• Work to do: Write out each line that follows exactly as it stands, without the pictures.
START Data section
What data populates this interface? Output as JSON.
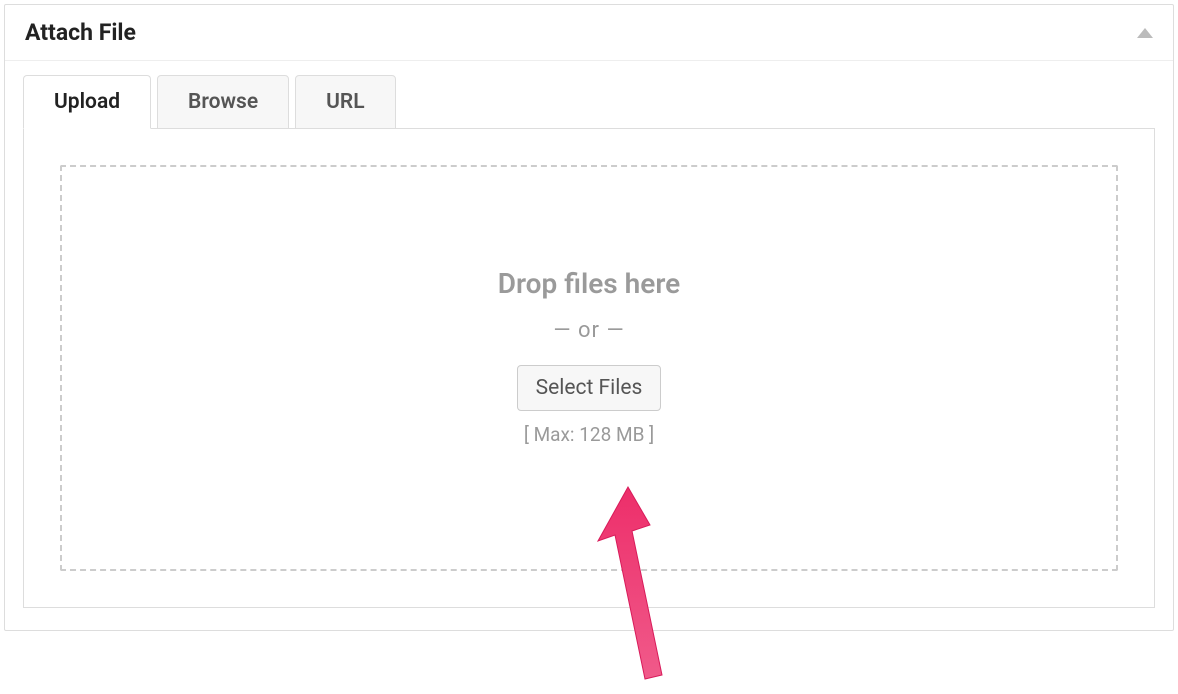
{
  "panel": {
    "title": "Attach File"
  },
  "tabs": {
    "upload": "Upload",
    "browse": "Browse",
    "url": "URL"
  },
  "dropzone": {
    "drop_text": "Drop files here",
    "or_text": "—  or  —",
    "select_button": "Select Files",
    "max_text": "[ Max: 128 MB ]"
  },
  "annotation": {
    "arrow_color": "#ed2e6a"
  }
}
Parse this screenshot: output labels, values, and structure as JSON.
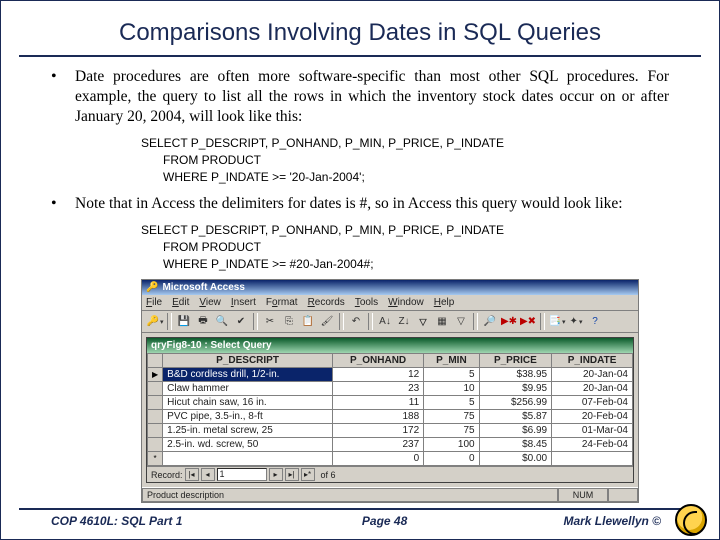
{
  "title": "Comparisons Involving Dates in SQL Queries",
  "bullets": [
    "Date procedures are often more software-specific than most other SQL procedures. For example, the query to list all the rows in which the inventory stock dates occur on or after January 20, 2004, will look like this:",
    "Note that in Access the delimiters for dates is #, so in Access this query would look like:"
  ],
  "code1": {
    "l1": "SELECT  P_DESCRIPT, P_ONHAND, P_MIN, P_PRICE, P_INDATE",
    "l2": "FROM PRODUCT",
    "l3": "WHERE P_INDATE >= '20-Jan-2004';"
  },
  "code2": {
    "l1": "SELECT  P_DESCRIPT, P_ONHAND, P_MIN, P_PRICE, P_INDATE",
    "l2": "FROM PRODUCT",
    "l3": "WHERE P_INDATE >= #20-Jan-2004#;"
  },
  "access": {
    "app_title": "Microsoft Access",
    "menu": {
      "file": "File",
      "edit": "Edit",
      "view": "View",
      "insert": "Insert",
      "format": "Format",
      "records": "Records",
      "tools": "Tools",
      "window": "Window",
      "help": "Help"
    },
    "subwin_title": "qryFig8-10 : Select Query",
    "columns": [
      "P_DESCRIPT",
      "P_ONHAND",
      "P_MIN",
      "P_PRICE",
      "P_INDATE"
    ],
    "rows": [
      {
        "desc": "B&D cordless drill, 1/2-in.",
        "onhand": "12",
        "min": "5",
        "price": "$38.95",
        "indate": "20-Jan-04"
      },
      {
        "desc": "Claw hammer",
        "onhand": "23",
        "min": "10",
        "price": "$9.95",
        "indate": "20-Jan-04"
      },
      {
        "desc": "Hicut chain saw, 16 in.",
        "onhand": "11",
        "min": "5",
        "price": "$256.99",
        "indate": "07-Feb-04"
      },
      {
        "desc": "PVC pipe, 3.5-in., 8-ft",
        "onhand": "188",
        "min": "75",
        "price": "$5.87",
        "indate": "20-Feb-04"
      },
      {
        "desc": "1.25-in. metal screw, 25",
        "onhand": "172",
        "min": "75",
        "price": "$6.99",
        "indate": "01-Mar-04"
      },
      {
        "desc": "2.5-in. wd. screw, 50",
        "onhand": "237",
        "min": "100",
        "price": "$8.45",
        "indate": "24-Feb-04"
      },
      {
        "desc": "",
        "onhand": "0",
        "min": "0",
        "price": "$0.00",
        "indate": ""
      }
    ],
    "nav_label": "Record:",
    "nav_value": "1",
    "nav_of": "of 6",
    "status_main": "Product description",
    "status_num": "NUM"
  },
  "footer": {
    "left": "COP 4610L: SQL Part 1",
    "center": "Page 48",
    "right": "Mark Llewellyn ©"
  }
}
END Data section
• Complete answer:
What data populates this interface? Output as JSON.
{
  "panel": {
    "title": "Attach File"
  },
  "tabs": {
    "upload": "Upload",
    "browse": "Browse",
    "url": "URL"
  },
  "dropzone": {
    "drop_text": "Drop files here",
    "or_text": "—  or  —",
    "select_button": "Select Files",
    "max_text": "[ Max: 128 MB ]"
  },
  "annotation": {
    "arrow_color": "#ed2e6a"
  }
}
Parse this screenshot: output labels, values, and structure as JSON.
{
  "title": "Comparisons Involving Dates in SQL Queries",
  "bullets": [
    "Date procedures are often more software-specific than most other SQL procedures. For example, the query to list all the rows in which the inventory stock dates occur on or after January 20, 2004, will look like this:",
    "Note that in Access the delimiters for dates is #, so in Access this query would look like:"
  ],
  "code1": {
    "l1": "SELECT  P_DESCRIPT, P_ONHAND, P_MIN, P_PRICE, P_INDATE",
    "l2": "FROM PRODUCT",
    "l3": "WHERE P_INDATE >= '20-Jan-2004';"
  },
  "code2": {
    "l1": "SELECT  P_DESCRIPT, P_ONHAND, P_MIN, P_PRICE, P_INDATE",
    "l2": "FROM PRODUCT",
    "l3": "WHERE P_INDATE >= #20-Jan-2004#;"
  },
  "access": {
    "app_title": "Microsoft Access",
    "menu": {
      "file": "File",
      "edit": "Edit",
      "view": "View",
      "insert": "Insert",
      "format": "Format",
      "records": "Records",
      "tools": "Tools",
      "window": "Window",
      "help": "Help"
    },
    "subwin_title": "qryFig8-10 : Select Query",
    "columns": [
      "P_DESCRIPT",
      "P_ONHAND",
      "P_MIN",
      "P_PRICE",
      "P_INDATE"
    ],
    "rows": [
      {
        "desc": "B&D cordless drill, 1/2-in.",
        "onhand": "12",
        "min": "5",
        "price": "$38.95",
        "indate": "20-Jan-04"
      },
      {
        "desc": "Claw hammer",
        "onhand": "23",
        "min": "10",
        "price": "$9.95",
        "indate": "20-Jan-04"
      },
      {
        "desc": "Hicut chain saw, 16 in.",
        "onhand": "11",
        "min": "5",
        "price": "$256.99",
        "indate": "07-Feb-04"
      },
      {
        "desc": "PVC pipe, 3.5-in., 8-ft",
        "onhand": "188",
        "min": "75",
        "price": "$5.87",
        "indate": "20-Feb-04"
      },
      {
        "desc": "1.25-in. metal screw, 25",
        "onhand": "172",
        "min": "75",
        "price": "$6.99",
        "indate": "01-Mar-04"
      },
      {
        "desc": "2.5-in. wd. screw, 50",
        "onhand": "237",
        "min": "100",
        "price": "$8.45",
        "indate": "24-Feb-04"
      },
      {
        "desc": "",
        "onhand": "0",
        "min": "0",
        "price": "$0.00",
        "indate": ""
      }
    ],
    "nav_label": "Record:",
    "nav_value": "1",
    "nav_of": "of 6",
    "status_main": "Product description",
    "status_num": "NUM"
  },
  "footer": {
    "left": "COP 4610L: SQL Part 1",
    "center": "Page 48",
    "right": "Mark Llewellyn ©"
  }
}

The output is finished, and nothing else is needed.